### Written request
Find each line with the word "from" and state how many there are, nothing more.

===== Stored rows

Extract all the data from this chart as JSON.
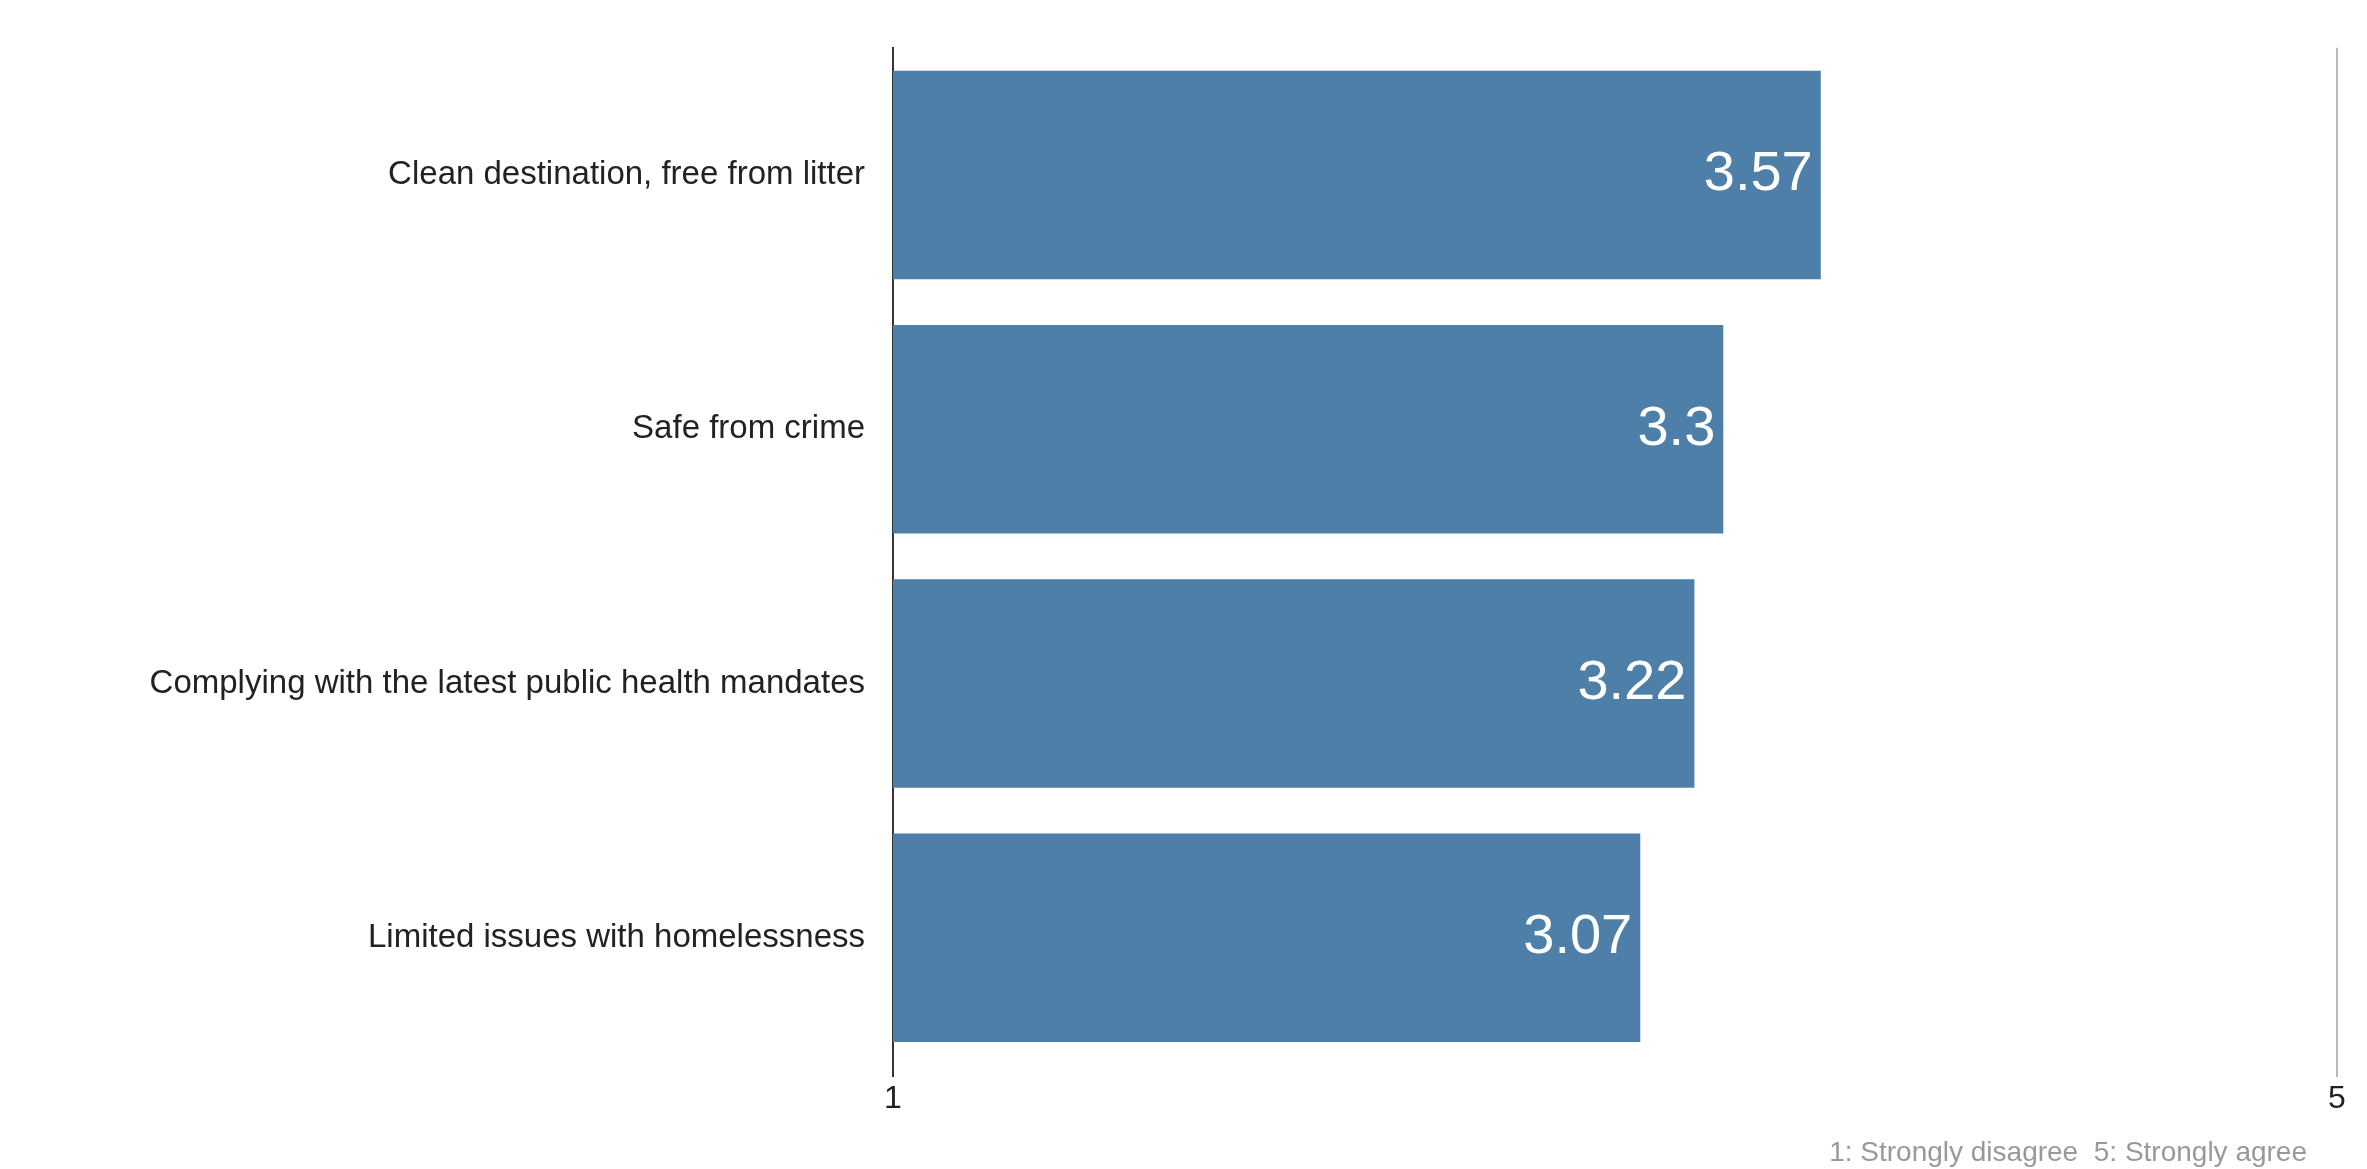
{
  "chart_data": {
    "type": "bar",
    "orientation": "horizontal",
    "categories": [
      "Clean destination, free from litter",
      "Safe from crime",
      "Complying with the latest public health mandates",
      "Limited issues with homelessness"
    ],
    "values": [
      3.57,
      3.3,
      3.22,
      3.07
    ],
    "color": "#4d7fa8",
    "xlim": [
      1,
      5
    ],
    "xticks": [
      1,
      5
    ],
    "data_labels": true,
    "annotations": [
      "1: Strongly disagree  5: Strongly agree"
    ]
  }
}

==========
===== Stored rows

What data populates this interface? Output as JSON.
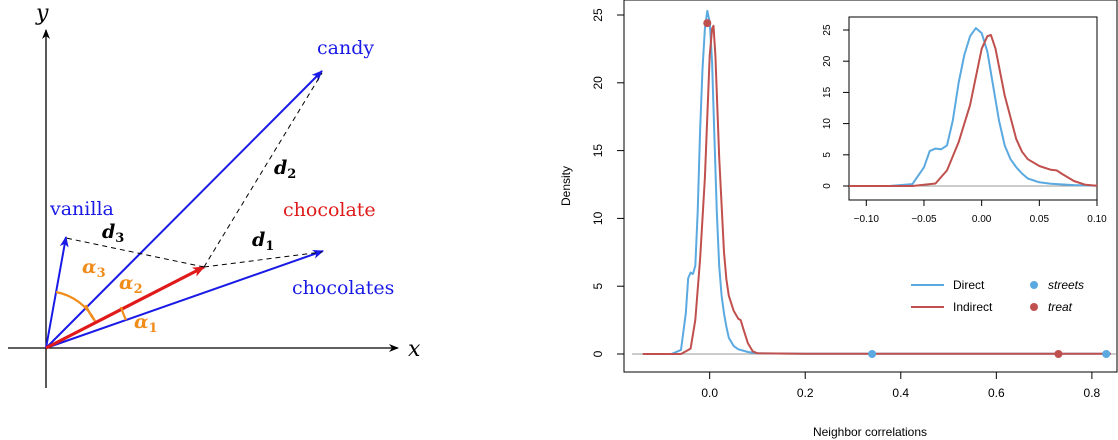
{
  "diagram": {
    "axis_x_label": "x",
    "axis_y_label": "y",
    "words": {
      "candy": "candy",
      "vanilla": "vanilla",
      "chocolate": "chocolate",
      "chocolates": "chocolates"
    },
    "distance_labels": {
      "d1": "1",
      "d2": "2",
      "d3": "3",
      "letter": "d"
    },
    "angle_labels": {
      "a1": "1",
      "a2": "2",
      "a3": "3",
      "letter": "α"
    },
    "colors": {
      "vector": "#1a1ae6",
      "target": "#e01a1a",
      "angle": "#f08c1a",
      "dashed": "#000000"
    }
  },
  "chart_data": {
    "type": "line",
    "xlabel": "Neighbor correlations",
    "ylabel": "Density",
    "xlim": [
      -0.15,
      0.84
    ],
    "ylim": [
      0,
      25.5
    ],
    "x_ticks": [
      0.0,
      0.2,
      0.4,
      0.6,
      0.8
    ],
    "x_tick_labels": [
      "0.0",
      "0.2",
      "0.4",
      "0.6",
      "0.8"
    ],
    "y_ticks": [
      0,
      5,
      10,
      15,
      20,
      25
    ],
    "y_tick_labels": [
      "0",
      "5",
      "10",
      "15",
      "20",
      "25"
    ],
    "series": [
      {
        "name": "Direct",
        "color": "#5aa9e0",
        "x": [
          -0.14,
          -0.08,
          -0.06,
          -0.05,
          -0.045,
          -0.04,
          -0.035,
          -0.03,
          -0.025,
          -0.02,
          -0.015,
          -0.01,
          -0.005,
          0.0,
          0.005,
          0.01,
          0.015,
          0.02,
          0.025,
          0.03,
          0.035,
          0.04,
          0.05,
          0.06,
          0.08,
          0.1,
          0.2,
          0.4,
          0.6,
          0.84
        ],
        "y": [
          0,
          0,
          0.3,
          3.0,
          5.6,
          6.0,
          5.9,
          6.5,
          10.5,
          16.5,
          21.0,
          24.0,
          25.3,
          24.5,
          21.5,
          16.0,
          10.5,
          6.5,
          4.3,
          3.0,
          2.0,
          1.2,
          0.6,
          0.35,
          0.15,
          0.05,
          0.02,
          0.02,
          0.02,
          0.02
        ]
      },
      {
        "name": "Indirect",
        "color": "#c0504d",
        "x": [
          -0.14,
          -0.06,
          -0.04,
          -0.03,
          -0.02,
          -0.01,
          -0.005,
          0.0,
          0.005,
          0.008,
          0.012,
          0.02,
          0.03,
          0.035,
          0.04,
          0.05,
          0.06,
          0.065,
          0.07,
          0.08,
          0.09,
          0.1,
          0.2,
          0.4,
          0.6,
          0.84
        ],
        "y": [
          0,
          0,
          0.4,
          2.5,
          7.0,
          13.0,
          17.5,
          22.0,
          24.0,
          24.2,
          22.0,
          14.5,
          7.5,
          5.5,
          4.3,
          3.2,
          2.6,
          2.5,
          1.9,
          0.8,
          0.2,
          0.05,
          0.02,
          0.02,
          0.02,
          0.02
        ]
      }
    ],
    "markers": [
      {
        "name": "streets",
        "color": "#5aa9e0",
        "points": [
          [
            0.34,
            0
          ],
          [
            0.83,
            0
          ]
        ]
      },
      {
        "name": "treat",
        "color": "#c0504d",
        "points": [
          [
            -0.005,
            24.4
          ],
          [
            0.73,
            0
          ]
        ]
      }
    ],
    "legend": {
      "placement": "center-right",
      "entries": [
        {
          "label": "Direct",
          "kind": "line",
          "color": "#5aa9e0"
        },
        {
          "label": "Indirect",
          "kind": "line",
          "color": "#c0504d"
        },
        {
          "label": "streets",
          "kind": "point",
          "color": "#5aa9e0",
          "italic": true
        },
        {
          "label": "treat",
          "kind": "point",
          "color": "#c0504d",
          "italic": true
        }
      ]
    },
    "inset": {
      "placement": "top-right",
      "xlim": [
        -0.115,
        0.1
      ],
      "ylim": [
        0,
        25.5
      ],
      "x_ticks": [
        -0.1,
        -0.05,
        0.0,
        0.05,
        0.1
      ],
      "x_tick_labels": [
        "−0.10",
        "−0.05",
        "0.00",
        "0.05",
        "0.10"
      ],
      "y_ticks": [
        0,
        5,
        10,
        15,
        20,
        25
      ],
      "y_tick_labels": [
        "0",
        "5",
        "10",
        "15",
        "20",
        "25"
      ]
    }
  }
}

==========

### Written response
3